Dataset records:
____________________

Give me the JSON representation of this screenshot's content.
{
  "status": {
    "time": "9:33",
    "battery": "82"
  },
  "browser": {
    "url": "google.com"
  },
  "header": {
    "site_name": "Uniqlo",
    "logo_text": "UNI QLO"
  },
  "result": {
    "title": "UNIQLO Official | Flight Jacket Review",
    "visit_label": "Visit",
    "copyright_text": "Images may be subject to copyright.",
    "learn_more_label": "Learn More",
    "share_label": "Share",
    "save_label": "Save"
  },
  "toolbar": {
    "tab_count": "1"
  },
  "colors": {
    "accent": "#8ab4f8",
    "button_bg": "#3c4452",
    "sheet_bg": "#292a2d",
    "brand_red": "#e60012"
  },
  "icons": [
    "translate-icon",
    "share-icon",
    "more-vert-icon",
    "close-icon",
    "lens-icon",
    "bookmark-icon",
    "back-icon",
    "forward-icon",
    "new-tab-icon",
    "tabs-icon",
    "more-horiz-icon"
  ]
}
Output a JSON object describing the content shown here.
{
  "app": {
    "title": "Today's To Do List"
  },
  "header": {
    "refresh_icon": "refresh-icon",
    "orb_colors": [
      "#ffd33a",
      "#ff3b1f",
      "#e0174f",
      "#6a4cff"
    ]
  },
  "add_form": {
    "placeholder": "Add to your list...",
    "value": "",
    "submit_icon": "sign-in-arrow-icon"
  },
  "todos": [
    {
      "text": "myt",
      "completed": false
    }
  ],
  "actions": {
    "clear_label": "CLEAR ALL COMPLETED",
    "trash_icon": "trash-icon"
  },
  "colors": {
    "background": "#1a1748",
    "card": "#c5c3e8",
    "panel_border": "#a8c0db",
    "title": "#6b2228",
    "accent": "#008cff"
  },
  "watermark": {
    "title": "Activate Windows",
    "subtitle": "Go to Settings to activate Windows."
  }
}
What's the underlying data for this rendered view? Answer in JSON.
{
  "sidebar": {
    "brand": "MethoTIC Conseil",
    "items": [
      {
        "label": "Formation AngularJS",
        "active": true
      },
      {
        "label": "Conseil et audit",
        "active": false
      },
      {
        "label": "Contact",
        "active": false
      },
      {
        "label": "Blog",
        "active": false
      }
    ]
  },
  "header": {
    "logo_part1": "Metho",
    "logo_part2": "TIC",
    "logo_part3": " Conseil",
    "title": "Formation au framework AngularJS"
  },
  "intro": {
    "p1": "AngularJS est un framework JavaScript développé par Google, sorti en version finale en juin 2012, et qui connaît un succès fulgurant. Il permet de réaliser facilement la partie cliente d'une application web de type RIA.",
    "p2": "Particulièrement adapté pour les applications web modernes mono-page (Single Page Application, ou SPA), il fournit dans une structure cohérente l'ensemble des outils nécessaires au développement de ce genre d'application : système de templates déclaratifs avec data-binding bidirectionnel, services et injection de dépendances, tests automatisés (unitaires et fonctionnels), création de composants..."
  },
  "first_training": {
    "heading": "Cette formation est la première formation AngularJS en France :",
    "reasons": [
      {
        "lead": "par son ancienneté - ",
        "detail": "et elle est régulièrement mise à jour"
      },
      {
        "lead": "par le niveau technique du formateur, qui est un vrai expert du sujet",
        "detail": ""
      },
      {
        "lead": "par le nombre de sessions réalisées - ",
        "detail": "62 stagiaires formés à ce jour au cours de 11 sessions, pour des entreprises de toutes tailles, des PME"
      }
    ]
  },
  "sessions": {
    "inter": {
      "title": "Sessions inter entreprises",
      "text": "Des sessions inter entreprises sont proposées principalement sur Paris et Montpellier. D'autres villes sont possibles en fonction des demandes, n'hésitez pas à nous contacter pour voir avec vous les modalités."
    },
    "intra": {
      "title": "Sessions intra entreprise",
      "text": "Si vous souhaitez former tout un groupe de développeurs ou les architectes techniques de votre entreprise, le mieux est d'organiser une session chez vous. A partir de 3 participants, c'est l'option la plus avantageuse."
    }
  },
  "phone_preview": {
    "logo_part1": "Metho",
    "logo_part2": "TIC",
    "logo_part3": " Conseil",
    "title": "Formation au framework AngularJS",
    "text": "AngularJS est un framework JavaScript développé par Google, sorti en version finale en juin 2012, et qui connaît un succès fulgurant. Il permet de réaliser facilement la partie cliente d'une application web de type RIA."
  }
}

____________________

Please output the entire listing exactly as it stands.

Task output:
Give me the JSON representation of this screenshot's content.
{
  "status": {
    "time": "9:33",
    "battery": "82"
  },
  "browser": {
    "url": "google.com"
  },
  "header": {
    "site_name": "Uniqlo",
    "logo_text": "UNI QLO"
  },
  "result": {
    "title": "UNIQLO Official | Flight Jacket Review",
    "visit_label": "Visit",
    "copyright_text": "Images may be subject to copyright.",
    "learn_more_label": "Learn More",
    "share_label": "Share",
    "save_label": "Save"
  },
  "toolbar": {
    "tab_count": "1"
  },
  "colors": {
    "accent": "#8ab4f8",
    "button_bg": "#3c4452",
    "sheet_bg": "#292a2d",
    "brand_red": "#e60012"
  },
  "icons": [
    "translate-icon",
    "share-icon",
    "more-vert-icon",
    "close-icon",
    "lens-icon",
    "bookmark-icon",
    "back-icon",
    "forward-icon",
    "new-tab-icon",
    "tabs-icon",
    "more-horiz-icon"
  ]
}
Output a JSON object describing the content shown here.
{
  "app": {
    "title": "Today's To Do List"
  },
  "header": {
    "refresh_icon": "refresh-icon",
    "orb_colors": [
      "#ffd33a",
      "#ff3b1f",
      "#e0174f",
      "#6a4cff"
    ]
  },
  "add_form": {
    "placeholder": "Add to your list...",
    "value": "",
    "submit_icon": "sign-in-arrow-icon"
  },
  "todos": [
    {
      "text": "myt",
      "completed": false
    }
  ],
  "actions": {
    "clear_label": "CLEAR ALL COMPLETED",
    "trash_icon": "trash-icon"
  },
  "colors": {
    "background": "#1a1748",
    "card": "#c5c3e8",
    "panel_border": "#a8c0db",
    "title": "#6b2228",
    "accent": "#008cff"
  },
  "watermark": {
    "title": "Activate Windows",
    "subtitle": "Go to Settings to activate Windows."
  }
}
What's the underlying data for this rendered view? Answer in JSON.
{
  "sidebar": {
    "brand": "MethoTIC Conseil",
    "items": [
      {
        "label": "Formation AngularJS",
        "active": true
      },
      {
        "label": "Conseil et audit",
        "active": false
      },
      {
        "label": "Contact",
        "active": false
      },
      {
        "label": "Blog",
        "active": false
      }
    ]
  },
  "header": {
    "logo_part1": "Metho",
    "logo_part2": "TIC",
    "logo_part3": " Conseil",
    "title": "Formation au framework AngularJS"
  },
  "intro": {
    "p1": "AngularJS est un framework JavaScript développé par Google, sorti en version finale en juin 2012, et qui connaît un succès fulgurant. Il permet de réaliser facilement la partie cliente d'une application web de type RIA.",
    "p2": "Particulièrement adapté pour les applications web modernes mono-page (Single Page Application, ou SPA), il fournit dans une structure cohérente l'ensemble des outils nécessaires au développement de ce genre d'application : système de templates déclaratifs avec data-binding bidirectionnel, services et injection de dépendances, tests automatisés (unitaires et fonctionnels), création de composants..."
  },
  "first_training": {
    "heading": "Cette formation est la première formation AngularJS en France :",
    "reasons": [
      {
        "lead": "par son ancienneté - ",
        "detail": "et elle est régulièrement mise à jour"
      },
      {
        "lead": "par le niveau technique du formateur, qui est un vrai expert du sujet",
        "detail": ""
      },
      {
        "lead": "par le nombre de sessions réalisées - ",
        "detail": "62 stagiaires formés à ce jour au cours de 11 sessions, pour des entreprises de toutes tailles, des PME"
      }
    ]
  },
  "sessions": {
    "inter": {
      "title": "Sessions inter entreprises",
      "text": "Des sessions inter entreprises sont proposées principalement sur Paris et Montpellier. D'autres villes sont possibles en fonction des demandes, n'hésitez pas à nous contacter pour voir avec vous les modalités."
    },
    "intra": {
      "title": "Sessions intra entreprise",
      "text": "Si vous souhaitez former tout un groupe de développeurs ou les architectes techniques de votre entreprise, le mieux est d'organiser une session chez vous. A partir de 3 participants, c'est l'option la plus avantageuse."
    }
  },
  "phone_preview": {
    "logo_part1": "Metho",
    "logo_part2": "TIC",
    "logo_part3": " Conseil",
    "title": "Formation au framework AngularJS",
    "text": "AngularJS est un framework JavaScript développé par Google, sorti en version finale en juin 2012, et qui connaît un succès fulgurant. Il permet de réaliser facilement la partie cliente d'une application web de type RIA."
  }
}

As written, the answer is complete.